Extract the complete listing and output it unchanged.

Saved entries
-- start --
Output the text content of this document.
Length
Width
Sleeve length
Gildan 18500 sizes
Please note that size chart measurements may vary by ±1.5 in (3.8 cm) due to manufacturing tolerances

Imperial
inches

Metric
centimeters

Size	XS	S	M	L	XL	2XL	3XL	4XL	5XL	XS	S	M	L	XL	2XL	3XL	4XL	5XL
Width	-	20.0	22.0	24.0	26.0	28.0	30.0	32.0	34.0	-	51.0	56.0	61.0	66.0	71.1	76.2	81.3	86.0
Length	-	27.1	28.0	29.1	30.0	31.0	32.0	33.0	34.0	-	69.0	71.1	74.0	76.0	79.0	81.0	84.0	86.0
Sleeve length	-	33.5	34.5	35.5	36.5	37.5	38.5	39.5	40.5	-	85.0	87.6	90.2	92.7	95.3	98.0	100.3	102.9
-- end --
> [Written answer]
Output the text content of this document.
Length
Width
Sleeve length
Gildan 18500 sizes
Please note that size chart measurements may vary by ±1.5 in (3.8 cm) due to manufacturing tolerances

Imperial
inches

Metric
centimeters

Size	XS	S	M	L	XL	2XL	3XL	4XL	5XL	XS	S	M	L	XL	2XL	3XL	4XL	5XL
Width	-	20.0	22.0	24.0	26.0	28.0	30.0	32.0	34.0	-	51.0	56.0	61.0	66.0	71.1	76.2	81.3	86.0
Length	-	27.1	28.0	29.1	30.0	31.0	32.0	33.0	34.0	-	69.0	71.1	74.0	76.0	79.0	81.0	84.0	86.0
Sleeve length	-	33.5	34.5	35.5	36.5	37.5	38.5	39.5	40.5	-	85.0	87.6	90.2	92.7	95.3	98.0	100.3	102.9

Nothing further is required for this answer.